» Task directions:
Copy, in full, each line of the material that holds the word "事业单位会计制度".

» Entries provided:
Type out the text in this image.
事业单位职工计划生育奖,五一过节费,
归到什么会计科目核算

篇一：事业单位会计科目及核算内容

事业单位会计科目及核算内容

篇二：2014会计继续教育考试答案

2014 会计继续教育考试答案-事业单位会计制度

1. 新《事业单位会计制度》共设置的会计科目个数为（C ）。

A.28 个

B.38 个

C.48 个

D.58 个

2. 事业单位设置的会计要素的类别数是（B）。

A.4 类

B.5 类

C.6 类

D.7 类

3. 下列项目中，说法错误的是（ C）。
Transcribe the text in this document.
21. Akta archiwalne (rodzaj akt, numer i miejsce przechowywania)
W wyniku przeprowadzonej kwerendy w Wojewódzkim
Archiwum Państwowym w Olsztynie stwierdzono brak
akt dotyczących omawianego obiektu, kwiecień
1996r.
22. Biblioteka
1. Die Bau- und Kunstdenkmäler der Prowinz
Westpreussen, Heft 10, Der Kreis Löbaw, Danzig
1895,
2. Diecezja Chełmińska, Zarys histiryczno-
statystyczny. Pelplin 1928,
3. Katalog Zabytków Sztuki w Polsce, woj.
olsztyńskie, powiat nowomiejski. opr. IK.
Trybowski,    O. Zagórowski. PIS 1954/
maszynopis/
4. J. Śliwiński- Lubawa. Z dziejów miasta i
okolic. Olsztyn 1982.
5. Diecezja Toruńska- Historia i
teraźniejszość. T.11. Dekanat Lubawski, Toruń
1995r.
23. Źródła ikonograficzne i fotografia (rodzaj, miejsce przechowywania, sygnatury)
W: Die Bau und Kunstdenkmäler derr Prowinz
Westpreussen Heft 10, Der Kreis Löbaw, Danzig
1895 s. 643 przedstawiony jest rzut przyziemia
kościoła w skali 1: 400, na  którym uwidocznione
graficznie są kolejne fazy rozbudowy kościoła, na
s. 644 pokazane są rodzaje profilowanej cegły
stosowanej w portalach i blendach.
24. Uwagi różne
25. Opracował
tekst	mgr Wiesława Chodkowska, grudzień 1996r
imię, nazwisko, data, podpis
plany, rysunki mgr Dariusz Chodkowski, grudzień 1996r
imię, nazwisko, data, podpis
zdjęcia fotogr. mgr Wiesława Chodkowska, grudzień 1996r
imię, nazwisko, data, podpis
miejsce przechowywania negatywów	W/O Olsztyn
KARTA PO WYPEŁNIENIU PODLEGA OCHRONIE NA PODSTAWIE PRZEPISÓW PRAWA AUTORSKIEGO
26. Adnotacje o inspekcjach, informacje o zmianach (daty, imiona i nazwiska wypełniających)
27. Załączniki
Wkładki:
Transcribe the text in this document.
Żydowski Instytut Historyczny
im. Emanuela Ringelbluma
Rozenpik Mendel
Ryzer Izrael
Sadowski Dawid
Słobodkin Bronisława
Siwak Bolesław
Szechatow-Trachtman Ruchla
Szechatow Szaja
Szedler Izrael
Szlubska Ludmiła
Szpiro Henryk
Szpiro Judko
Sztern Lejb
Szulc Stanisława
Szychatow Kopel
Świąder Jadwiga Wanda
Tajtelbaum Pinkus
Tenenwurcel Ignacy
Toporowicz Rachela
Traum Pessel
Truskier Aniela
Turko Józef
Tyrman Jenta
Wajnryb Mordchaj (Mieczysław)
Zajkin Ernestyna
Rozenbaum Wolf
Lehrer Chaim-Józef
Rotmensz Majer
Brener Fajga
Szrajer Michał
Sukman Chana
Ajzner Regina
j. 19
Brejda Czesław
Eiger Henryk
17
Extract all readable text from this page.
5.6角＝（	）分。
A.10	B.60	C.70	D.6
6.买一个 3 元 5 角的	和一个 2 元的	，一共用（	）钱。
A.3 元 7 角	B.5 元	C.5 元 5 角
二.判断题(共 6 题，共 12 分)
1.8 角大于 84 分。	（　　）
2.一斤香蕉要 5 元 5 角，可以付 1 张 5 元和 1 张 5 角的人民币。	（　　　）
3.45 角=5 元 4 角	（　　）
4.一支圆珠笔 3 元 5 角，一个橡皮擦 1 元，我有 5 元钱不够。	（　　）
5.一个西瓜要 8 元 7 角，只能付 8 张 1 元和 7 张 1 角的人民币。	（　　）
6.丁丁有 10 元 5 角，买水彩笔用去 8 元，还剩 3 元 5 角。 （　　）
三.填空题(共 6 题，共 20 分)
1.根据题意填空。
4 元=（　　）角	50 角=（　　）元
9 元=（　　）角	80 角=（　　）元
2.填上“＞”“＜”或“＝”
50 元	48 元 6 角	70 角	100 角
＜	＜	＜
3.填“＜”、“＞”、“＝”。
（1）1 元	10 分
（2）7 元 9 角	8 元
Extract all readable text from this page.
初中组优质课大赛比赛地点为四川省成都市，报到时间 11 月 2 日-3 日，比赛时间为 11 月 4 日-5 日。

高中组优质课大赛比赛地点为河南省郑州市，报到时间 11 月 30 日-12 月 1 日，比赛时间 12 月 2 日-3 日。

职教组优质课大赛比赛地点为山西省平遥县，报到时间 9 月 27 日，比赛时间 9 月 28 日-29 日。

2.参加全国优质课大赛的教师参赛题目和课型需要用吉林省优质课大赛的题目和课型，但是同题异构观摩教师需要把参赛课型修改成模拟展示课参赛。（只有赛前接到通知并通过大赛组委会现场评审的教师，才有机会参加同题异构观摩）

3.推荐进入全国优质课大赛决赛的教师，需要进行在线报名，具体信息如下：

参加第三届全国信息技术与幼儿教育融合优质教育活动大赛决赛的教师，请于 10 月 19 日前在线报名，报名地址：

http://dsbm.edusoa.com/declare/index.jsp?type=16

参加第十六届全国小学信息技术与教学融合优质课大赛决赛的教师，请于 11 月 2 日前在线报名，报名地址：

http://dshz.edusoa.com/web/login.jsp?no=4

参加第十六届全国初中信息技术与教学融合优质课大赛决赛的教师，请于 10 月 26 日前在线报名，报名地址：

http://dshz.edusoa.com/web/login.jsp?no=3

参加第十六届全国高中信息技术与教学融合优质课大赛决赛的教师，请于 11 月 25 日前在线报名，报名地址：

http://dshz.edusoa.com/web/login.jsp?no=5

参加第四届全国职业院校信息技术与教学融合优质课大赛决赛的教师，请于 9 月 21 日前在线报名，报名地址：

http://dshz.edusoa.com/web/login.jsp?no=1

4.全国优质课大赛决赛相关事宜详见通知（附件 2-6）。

» Reply to the exercise:
2014 会计继续教育考试答案-事业单位会计制度
1. 新《事业单位会计制度》共设置的会计科目个数为（C ）。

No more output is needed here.